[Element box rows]
— start —

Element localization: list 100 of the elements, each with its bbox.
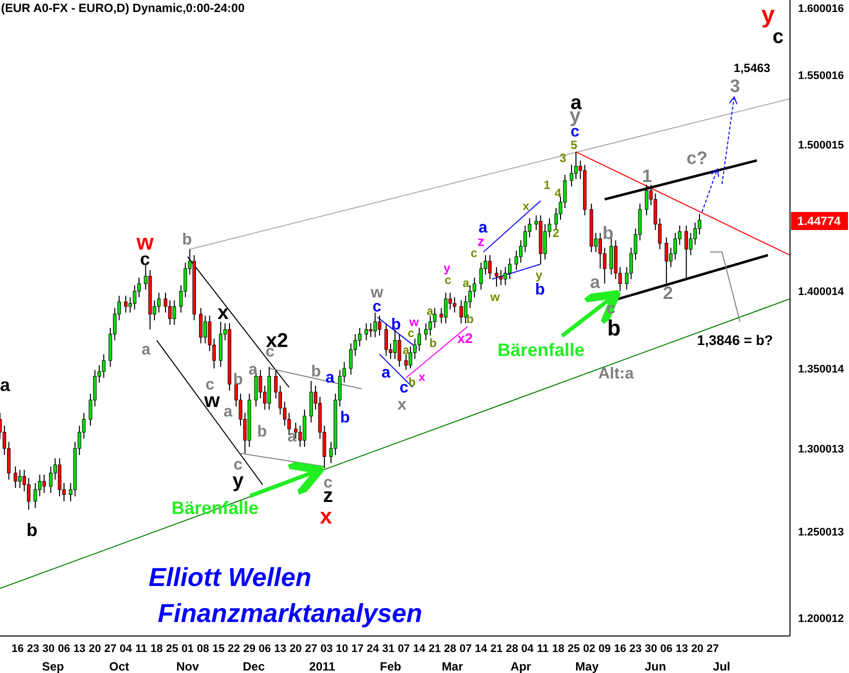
annotation: c [400,380,409,396]
annotation: Alt:a [598,366,634,382]
x-tick-label: 25 [166,642,178,655]
candlestick [698,213,702,235]
annotation: a [142,342,151,358]
x-tick-label: 18 [150,642,163,655]
annotation: b [408,375,416,389]
x-tick-label: 10 [336,642,348,655]
annotation: 2 [662,283,674,303]
candlestick [42,474,46,494]
annotation: c [324,474,333,492]
annotation: 4 [554,186,562,200]
candlestick [349,342,353,376]
annotation: a [590,272,601,292]
candlestick [393,328,397,360]
x-tick-label: 28 [444,642,456,655]
x-tick-label: 22 [228,642,240,655]
candlestick [26,478,30,510]
candlestick [424,322,428,341]
x2-tick-label: May [575,660,599,673]
annotation: a [382,364,391,382]
y-tick-label: 1.350014 [798,363,845,376]
annotation: x [398,396,407,414]
candlestick [102,354,106,378]
x2-tick-label: Sep [42,660,64,673]
candlestick [34,482,38,509]
annotation: 1,3846 = b? [697,332,773,348]
annotation: Bärenfalle [497,340,585,360]
x-tick-label: 13 [274,642,286,655]
x-tick-label: 14 [413,642,426,655]
annotation: b [340,410,350,426]
annotation: y [761,2,776,28]
x2-tick-label: Feb [380,660,402,673]
x-tick-label: 21 [428,642,441,655]
annotation: 5 [570,138,578,152]
candlestick [14,466,18,488]
x-tick-label: 07 [459,642,472,655]
x-tick-label: 11 [135,642,148,655]
y-tick-label: 1.300013 [798,443,844,456]
x-tick-label: 01 [181,642,194,655]
annotation: w [489,290,500,304]
annotation: a [224,404,233,420]
x-tick-label: 20 [88,642,102,655]
x-tick-label: 23 [26,642,40,655]
x-tick-label: 27 [305,642,318,655]
annotation: b [466,312,474,326]
y-tick-label: 1.600016 [798,2,844,15]
annotation: b [607,316,621,340]
x2-tick-label: Mar [442,660,464,673]
y-tick-label: 1.200012 [798,613,844,626]
chart-title: (EUR A0-FX - EURO,D) Dynamic,0:00-24:00 [1,1,245,15]
candlestick [199,307,203,344]
annotation: x [418,370,426,384]
annotation: b [182,232,192,248]
x-tick-label: 13 [676,642,688,655]
annotation: b [429,336,437,350]
x-tick-label: 20 [290,642,302,655]
annotation: a [326,370,335,386]
annotation: w [408,315,420,329]
x-tick-label: 14 [474,642,488,655]
annotation: c [372,298,382,316]
annotation: c [606,300,616,318]
x-tick-label: 09 [598,642,611,655]
annotation: c? [686,148,708,168]
x-tick-label: 28 [506,642,518,655]
x2-tick-label: Jun [644,660,666,673]
x-tick-label: 25 [568,642,580,655]
text: 1.44774 [797,214,842,228]
annotation: b [257,424,268,440]
x2-tick-label: Oct [109,660,130,673]
x2-tick-label: 2011 [309,660,336,673]
x2-tick-label: Apr [510,660,532,673]
annotation: x2 [457,330,473,346]
x-tick-label: 20 [691,642,704,655]
x-tick-label: 06 [58,642,70,655]
annotation: b [602,223,614,243]
annotation: b [26,520,38,540]
x-tick-label: 23 [629,642,642,655]
annotation: b [233,372,244,388]
annotation: b [311,364,322,380]
annotation: c [772,26,784,48]
candlestick [124,295,128,314]
y-tick-label: 1.250013 [798,526,844,539]
x-tick-label: 03 [320,642,333,655]
x-tick-label: 08 [196,642,210,655]
y-tick-label: 1.400014 [798,286,845,298]
x-tick-label: 13 [73,642,86,655]
annotation: b [535,282,546,298]
annotation: a [248,362,258,378]
x-tick-label: 21 [490,642,503,655]
annotation: c [408,326,415,340]
x-tick-label: 16 [614,642,626,655]
annotation: 1 [544,178,551,192]
x-tick-label: 06 [258,642,271,655]
annotation: y [444,261,451,275]
annotation: c [444,273,452,287]
candlestick [494,266,498,288]
annotation: 1,5463 [734,61,771,75]
x-tick-label: 16 [12,642,24,655]
annotation: x [217,302,229,324]
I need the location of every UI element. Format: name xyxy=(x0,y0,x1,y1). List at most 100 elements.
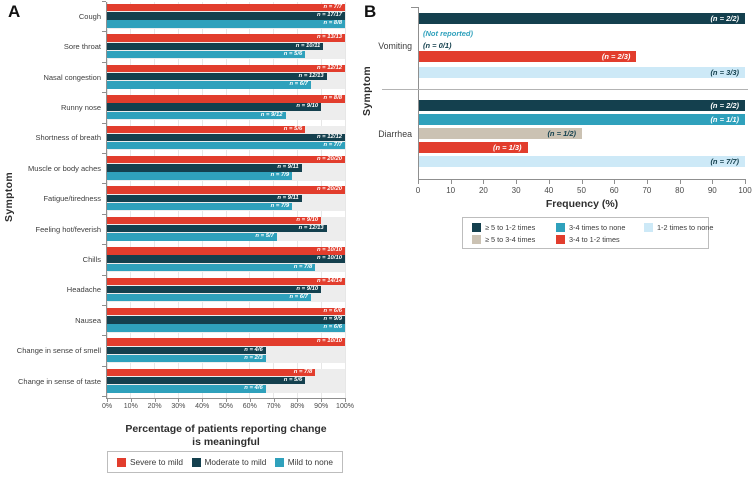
bar-n-label: n = 10/10 xyxy=(316,338,342,345)
y-axis-tick xyxy=(101,153,106,154)
legend-label: Severe to mild xyxy=(130,457,184,467)
bar-mild-to-none: n = 5/6 xyxy=(107,50,306,59)
x-axis-tick xyxy=(273,398,275,402)
not-reported-n-label: (n = 0/1) xyxy=(423,41,452,50)
legend-label: Mild to none xyxy=(287,457,333,467)
y-axis-tick xyxy=(101,396,106,398)
x-tick-label: 40 xyxy=(544,186,554,195)
bar-n-label: n = 9/10 xyxy=(296,216,319,223)
bar-n-label: n = 17/17 xyxy=(316,12,342,19)
x-axis-line xyxy=(106,397,346,399)
bar-n-label: n = 2/3 xyxy=(244,354,263,361)
bar-n-label: n = 9/9 xyxy=(323,316,342,323)
bar-moderate-to-mild: n = 9/11 xyxy=(107,194,302,202)
x-tick-label: 70 xyxy=(642,186,652,195)
legend-item: Moderate to mild xyxy=(191,457,266,467)
bar-severe-to-mild: n = 14/14 xyxy=(107,277,345,285)
panel-a-legend: Severe to mild Moderate to mild Mild to no… xyxy=(107,451,343,473)
group-separator-line xyxy=(382,89,748,90)
bar-severe-to-mild: n = 7/7 xyxy=(107,4,345,12)
x-tick-label: 50 xyxy=(577,186,586,195)
x-tick-label: 70% xyxy=(266,403,281,410)
x-axis-tick xyxy=(345,398,346,402)
y-axis-tick xyxy=(101,183,106,185)
legend-item: Severe to mild xyxy=(117,457,183,467)
x-tick-label: 20% xyxy=(147,403,162,410)
bar-n-label: n = 6/6 xyxy=(323,324,342,331)
bar-n-label: n = 7/7 xyxy=(323,142,342,148)
legend-swatch xyxy=(556,234,565,244)
x-tick-label: 80% xyxy=(290,403,305,410)
y-axis-tick xyxy=(101,92,106,94)
bar-severe-to-mild: n = 7/8 xyxy=(107,368,316,377)
category-label: Muscle or body aches xyxy=(28,163,101,173)
y-axis-tick xyxy=(101,1,106,2)
bar-severe-to-mild: n = 6/6 xyxy=(107,308,345,316)
bar-n-label: n = 5/7 xyxy=(255,233,274,240)
category-label: Nausea xyxy=(75,315,101,325)
bar-n-label: n = 7/8 xyxy=(293,263,313,270)
bar-n-label: n = 5/6 xyxy=(283,50,303,57)
x-tick-label: 50% xyxy=(218,403,233,410)
panel-b-legend: ≥ 5 to 1-2 times 3-4 times to none 1-2 tim… xyxy=(462,217,713,249)
bar-n-label: n = 20/20 xyxy=(316,156,342,162)
bar-n-label: n = 7/9 xyxy=(270,202,290,209)
bar-3-4-to-1-2-times: (n = 2/3) xyxy=(419,51,637,62)
legend-swatch xyxy=(644,222,653,232)
legend-item: 3-4 times to none xyxy=(556,222,644,232)
x-axis-tick xyxy=(614,180,616,184)
x-axis-tick xyxy=(130,398,132,402)
legend-label: 1-2 times to none xyxy=(657,222,714,232)
x-axis-tick xyxy=(321,398,323,402)
x-axis-tick xyxy=(202,398,204,402)
legend-swatch xyxy=(472,234,481,244)
x-tick-label: 30% xyxy=(171,403,186,410)
legend-swatch xyxy=(191,457,201,467)
bar-mild-to-none: n = 7/9 xyxy=(107,202,293,211)
x-axis-tick xyxy=(712,180,714,184)
bar-moderate-to-mild: n = 12/12 xyxy=(107,133,345,142)
category-label: Change in sense of taste xyxy=(18,376,101,386)
bar-n-label: n = 10/10 xyxy=(316,247,342,254)
x-axis-tick xyxy=(226,398,227,402)
x-axis-tick xyxy=(679,180,681,184)
bar-moderate-to-mild: n = 12/13 xyxy=(107,225,327,233)
legend-swatch xyxy=(117,457,126,467)
bar-n-label: n = 10/10 xyxy=(316,255,342,262)
x-axis-tick xyxy=(483,180,485,184)
bar-n-label: n = 12/13 xyxy=(298,73,324,79)
bar-severe-to-mild: n = 5/6 xyxy=(107,125,306,133)
bar-severe-to-mild: n = 9/10 xyxy=(107,216,322,225)
bar-severe-to-mild: n = 8/8 xyxy=(107,95,345,103)
y-axis-tick xyxy=(101,244,106,246)
panel-b-letter: B xyxy=(364,2,377,21)
bar-n-label: n = 9/10 xyxy=(296,103,319,110)
bar-n-label: n = 6/6 xyxy=(323,308,342,314)
legend-item: 3-4 to 1-2 times xyxy=(556,234,644,244)
x-tick-label: 40% xyxy=(195,403,210,410)
bar-1-2-times-to-none: (n = 7/7) xyxy=(419,156,745,167)
bar-mild-to-none: n = 7/9 xyxy=(107,172,293,180)
bar-severe-to-mild: n = 10/10 xyxy=(107,247,345,255)
x-tick-label: 0 xyxy=(415,186,421,195)
bar-severe-to-mild: n = 20/20 xyxy=(107,156,345,164)
category-label: Sore throat xyxy=(63,42,101,52)
bar-n-label: (n = 2/2) xyxy=(710,101,739,110)
y-axis-line xyxy=(106,2,107,398)
x-axis-tick xyxy=(646,180,648,184)
legend-item: ≥ 5 to 1-2 times xyxy=(472,222,556,232)
x-tick-label: 60% xyxy=(242,403,257,410)
bar-n-label: (n = 3/3) xyxy=(710,68,739,77)
grid-line xyxy=(344,2,346,398)
bar-1-2-times-to-none: (n = 3/3) xyxy=(419,67,745,78)
bar-n-label: n = 12/12 xyxy=(316,133,342,140)
bar-moderate-to-mild: n = 9/10 xyxy=(107,103,322,111)
legend-swatch xyxy=(274,457,284,467)
bar-n-label: n = 9/11 xyxy=(277,164,299,171)
bar-moderate-to-mild: n = 17/17 xyxy=(107,12,345,20)
x-tick-label: 20 xyxy=(478,186,488,195)
category-label: Chills xyxy=(82,255,101,264)
bar-severe-to-mild: n = 10/10 xyxy=(107,338,345,346)
bar-n-label: n = 7/8 xyxy=(293,368,313,375)
bar-3-4-times-to-none: (n = 1/1) xyxy=(419,114,745,125)
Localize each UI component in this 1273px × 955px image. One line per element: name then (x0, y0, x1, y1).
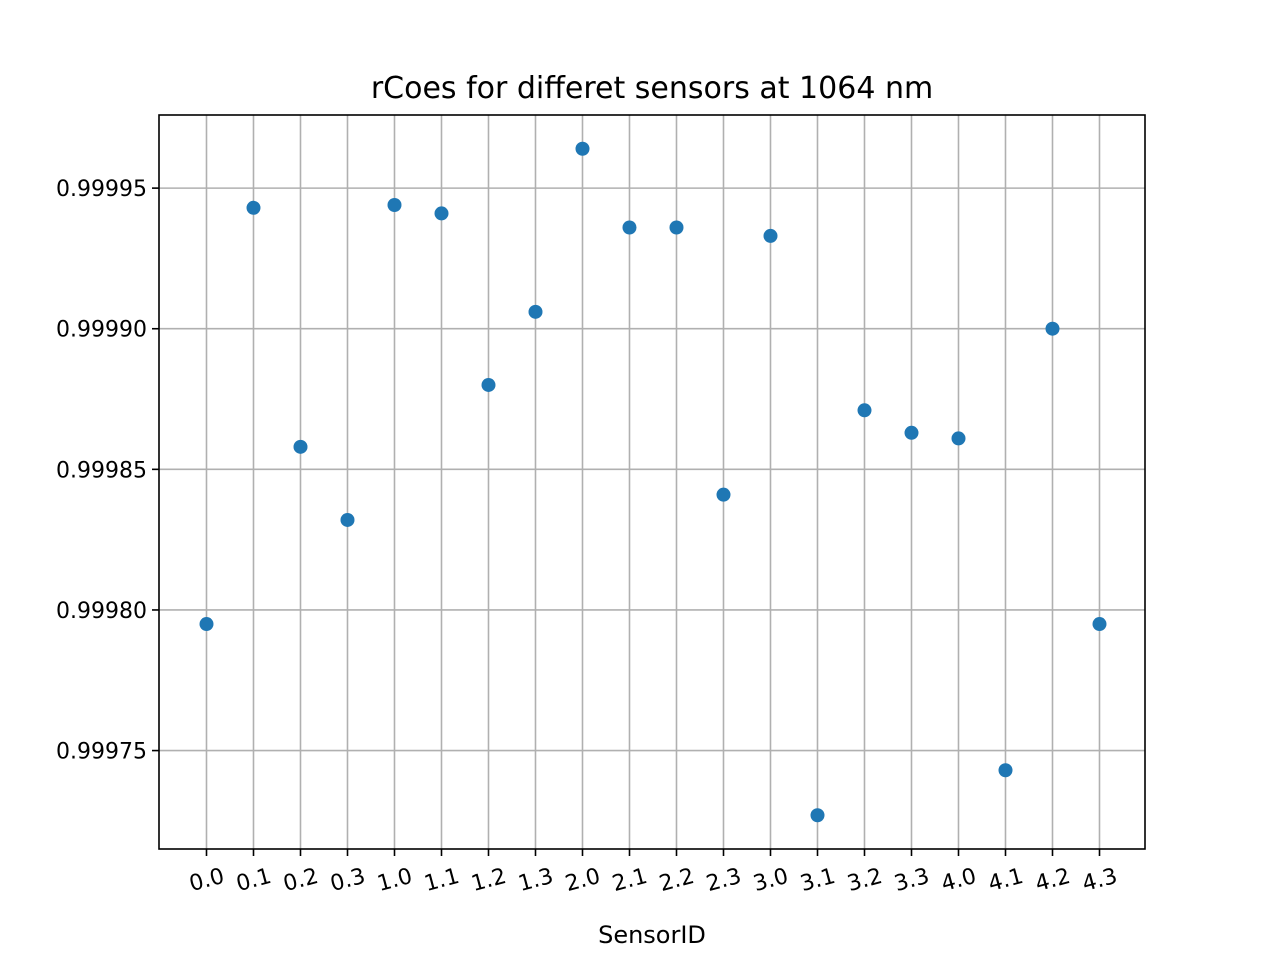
data-point (246, 200, 261, 215)
data-point (387, 197, 402, 212)
y-tick-label: 0.99985 (56, 458, 147, 483)
data-point (434, 206, 449, 221)
data-point (622, 220, 637, 235)
y-tick-label: 0.99990 (56, 318, 147, 343)
data-point (904, 425, 919, 440)
y-tick-label: 0.99995 (56, 177, 147, 202)
y-tick-label: 0.99980 (56, 599, 147, 624)
data-point (293, 439, 308, 454)
data-point (575, 141, 590, 156)
data-point (1045, 321, 1060, 336)
data-point (669, 220, 684, 235)
y-ticks-layer: 0.99975 0.99980 0.99985 0.99990 0.99995 (56, 177, 159, 765)
plot-frame (158, 114, 1146, 850)
chart-title: rCoes for differet sensors at 1064 nm (371, 71, 933, 106)
data-point (763, 228, 778, 243)
points-layer (199, 141, 1107, 823)
x-axis-label: SensorID (598, 921, 706, 949)
grid-layer (159, 115, 1145, 849)
data-point (716, 487, 731, 502)
y-tick-label: 0.99975 (56, 740, 147, 765)
data-point (528, 304, 543, 319)
data-point (1092, 617, 1107, 632)
data-point (340, 512, 355, 527)
data-point (810, 808, 825, 823)
data-point (199, 617, 214, 632)
data-point (998, 763, 1013, 778)
data-point (951, 431, 966, 446)
data-point (857, 403, 872, 418)
data-point (481, 377, 496, 392)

— end —

What you need to do:
Copy the rows above word for word, starting at the line with "annotation: c [400,380,409,396]" and ending at the line with "annotation: 4 [554,186,562,200]".

Response below:
annotation: c [400,380,409,396]
annotation: Alt:a [598,366,634,382]
x-tick-label: 25 [166,642,178,655]
candlestick [698,213,702,235]
annotation: a [142,342,151,358]
x-tick-label: 18 [150,642,163,655]
annotation: b [408,375,416,389]
x-tick-label: 10 [336,642,348,655]
annotation: 2 [662,283,674,303]
candlestick [42,474,46,494]
annotation: c [324,474,333,492]
annotation: 4 [554,186,562,200]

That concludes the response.